Records contained in a dataset
* * * *
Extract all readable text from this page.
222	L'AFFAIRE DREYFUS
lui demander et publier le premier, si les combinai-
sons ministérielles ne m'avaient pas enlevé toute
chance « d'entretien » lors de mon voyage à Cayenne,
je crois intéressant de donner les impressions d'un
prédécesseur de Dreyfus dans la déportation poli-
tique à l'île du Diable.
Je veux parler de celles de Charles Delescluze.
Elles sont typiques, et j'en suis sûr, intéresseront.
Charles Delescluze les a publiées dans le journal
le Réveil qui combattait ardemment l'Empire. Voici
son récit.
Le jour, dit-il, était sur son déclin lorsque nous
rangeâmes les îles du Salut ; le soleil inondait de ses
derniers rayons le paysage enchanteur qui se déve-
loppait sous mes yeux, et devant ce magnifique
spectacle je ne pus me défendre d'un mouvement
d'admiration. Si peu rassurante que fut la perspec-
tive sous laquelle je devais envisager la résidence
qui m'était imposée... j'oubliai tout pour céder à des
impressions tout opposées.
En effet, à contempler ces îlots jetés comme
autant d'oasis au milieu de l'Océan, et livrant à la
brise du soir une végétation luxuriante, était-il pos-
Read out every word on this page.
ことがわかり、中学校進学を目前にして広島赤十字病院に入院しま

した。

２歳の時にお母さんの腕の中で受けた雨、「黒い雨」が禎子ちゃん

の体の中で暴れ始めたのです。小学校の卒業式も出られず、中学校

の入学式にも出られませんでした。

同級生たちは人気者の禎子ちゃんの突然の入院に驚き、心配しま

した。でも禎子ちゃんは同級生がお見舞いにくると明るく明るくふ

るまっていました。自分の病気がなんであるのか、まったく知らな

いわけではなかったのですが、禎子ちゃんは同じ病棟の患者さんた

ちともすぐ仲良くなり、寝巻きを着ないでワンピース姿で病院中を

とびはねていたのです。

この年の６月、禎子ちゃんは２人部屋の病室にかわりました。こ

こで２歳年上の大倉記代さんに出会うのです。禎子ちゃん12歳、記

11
* * * *
WHAT THE TASK REQUIRES.
Write the material out exactly, with nothing left out.

RESPONSE BELOW.
Extract all readable text from this page.
222	L'AFFAIRE DREYFUS
lui demander et publier le premier, si les combinai-
sons ministérielles ne m'avaient pas enlevé toute
chance « d'entretien » lors de mon voyage à Cayenne,
je crois intéressant de donner les impressions d'un
prédécesseur de Dreyfus dans la déportation poli-
tique à l'île du Diable.
Je veux parler de celles de Charles Delescluze.
Elles sont typiques, et j'en suis sûr, intéresseront.
Charles Delescluze les a publiées dans le journal
le Réveil qui combattait ardemment l'Empire. Voici
son récit.
Le jour, dit-il, était sur son déclin lorsque nous
rangeâmes les îles du Salut ; le soleil inondait de ses
derniers rayons le paysage enchanteur qui se déve-
loppait sous mes yeux, et devant ce magnifique
spectacle je ne pus me défendre d'un mouvement
d'admiration. Si peu rassurante que fut la perspec-
tive sous laquelle je devais envisager la résidence
qui m'était imposée... j'oubliai tout pour céder à des
impressions tout opposées.
En effet, à contempler ces îlots jetés comme
autant d'oasis au milieu de l'Océan, et livrant à la
brise du soir une végétation luxuriante, était-il pos-
Read out every word on this page.
ことがわかり、中学校進学を目前にして広島赤十字病院に入院しま

した。

２歳の時にお母さんの腕の中で受けた雨、「黒い雨」が禎子ちゃん

の体の中で暴れ始めたのです。小学校の卒業式も出られず、中学校

の入学式にも出られませんでした。

同級生たちは人気者の禎子ちゃんの突然の入院に驚き、心配しま

した。でも禎子ちゃんは同級生がお見舞いにくると明るく明るくふ

るまっていました。自分の病気がなんであるのか、まったく知らな

いわけではなかったのですが、禎子ちゃんは同じ病棟の患者さんた

ちともすぐ仲良くなり、寝巻きを着ないでワンピース姿で病院中を

とびはねていたのです。

この年の６月、禎子ちゃんは２人部屋の病室にかわりました。こ

こで２歳年上の大倉記代さんに出会うのです。禎子ちゃん12歳、記

11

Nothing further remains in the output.